=== PROBLEM REQUIREMENTS ===
Restate the whole listing word for word. Pictures are left out.

=== MATERIAL TO PROCESS ===
[BEGIN]
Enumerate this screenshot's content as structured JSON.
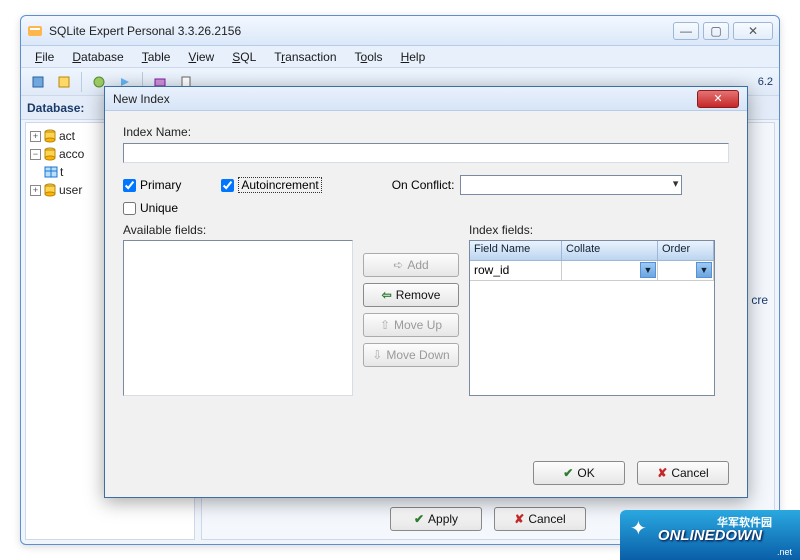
{
  "main_window": {
    "title": "SQLite Expert Personal 3.3.26.2156",
    "db_bar_label": "Database:",
    "version_tag": "6.2"
  },
  "menu": {
    "file": "File",
    "database": "Database",
    "table": "Table",
    "view": "View",
    "sql": "SQL",
    "transaction": "Transaction",
    "tools": "Tools",
    "help": "Help"
  },
  "tree": {
    "items": [
      {
        "label": "act",
        "toggle": "+"
      },
      {
        "label": "acco",
        "toggle": "−"
      },
      {
        "label": "t",
        "toggle": ""
      },
      {
        "label": "user",
        "toggle": "+"
      }
    ]
  },
  "right_panel": {
    "cre_label": "cre",
    "apply_label": "Apply",
    "cancel_label": "Cancel"
  },
  "dialog": {
    "title": "New Index",
    "index_name_label": "Index Name:",
    "index_name_value": "",
    "primary_label": "Primary",
    "primary_checked": true,
    "autoincrement_label": "Autoincrement",
    "autoincrement_checked": true,
    "unique_label": "Unique",
    "unique_checked": false,
    "on_conflict_label": "On Conflict:",
    "on_conflict_value": "",
    "available_label": "Available fields:",
    "index_fields_label": "Index fields:",
    "buttons": {
      "add": "Add",
      "remove": "Remove",
      "move_up": "Move Up",
      "move_down": "Move Down",
      "ok": "OK",
      "cancel": "Cancel"
    },
    "grid": {
      "headers": {
        "field_name": "Field Name",
        "collate": "Collate",
        "order": "Order"
      },
      "rows": [
        {
          "field_name": "row_id",
          "collate": "",
          "order": ""
        }
      ]
    }
  },
  "icons": {
    "app": "app-icon",
    "plus": "+",
    "minus": "−"
  },
  "watermark": {
    "cn": "华军软件园",
    "en": "ONLINEDOWN",
    "suffix": ".net"
  }
}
[END]
=== WRITTEN RESPONSE ===
Enumerate this screenshot's content as structured JSON.
{
  "main_window": {
    "title": "SQLite Expert Personal 3.3.26.2156",
    "db_bar_label": "Database:",
    "version_tag": "6.2"
  },
  "menu": {
    "file": "File",
    "database": "Database",
    "table": "Table",
    "view": "View",
    "sql": "SQL",
    "transaction": "Transaction",
    "tools": "Tools",
    "help": "Help"
  },
  "tree": {
    "items": [
      {
        "label": "act",
        "toggle": "+"
      },
      {
        "label": "acco",
        "toggle": "−"
      },
      {
        "label": "t",
        "toggle": ""
      },
      {
        "label": "user",
        "toggle": "+"
      }
    ]
  },
  "right_panel": {
    "cre_label": "cre",
    "apply_label": "Apply",
    "cancel_label": "Cancel"
  },
  "dialog": {
    "title": "New Index",
    "index_name_label": "Index Name:",
    "index_name_value": "",
    "primary_label": "Primary",
    "primary_checked": true,
    "autoincrement_label": "Autoincrement",
    "autoincrement_checked": true,
    "unique_label": "Unique",
    "unique_checked": false,
    "on_conflict_label": "On Conflict:",
    "on_conflict_value": "",
    "available_label": "Available fields:",
    "index_fields_label": "Index fields:",
    "buttons": {
      "add": "Add",
      "remove": "Remove",
      "move_up": "Move Up",
      "move_down": "Move Down",
      "ok": "OK",
      "cancel": "Cancel"
    },
    "grid": {
      "headers": {
        "field_name": "Field Name",
        "collate": "Collate",
        "order": "Order"
      },
      "rows": [
        {
          "field_name": "row_id",
          "collate": "",
          "order": ""
        }
      ]
    }
  },
  "icons": {
    "app": "app-icon",
    "plus": "+",
    "minus": "−"
  },
  "watermark": {
    "cn": "华军软件园",
    "en": "ONLINEDOWN",
    "suffix": ".net"
  }
}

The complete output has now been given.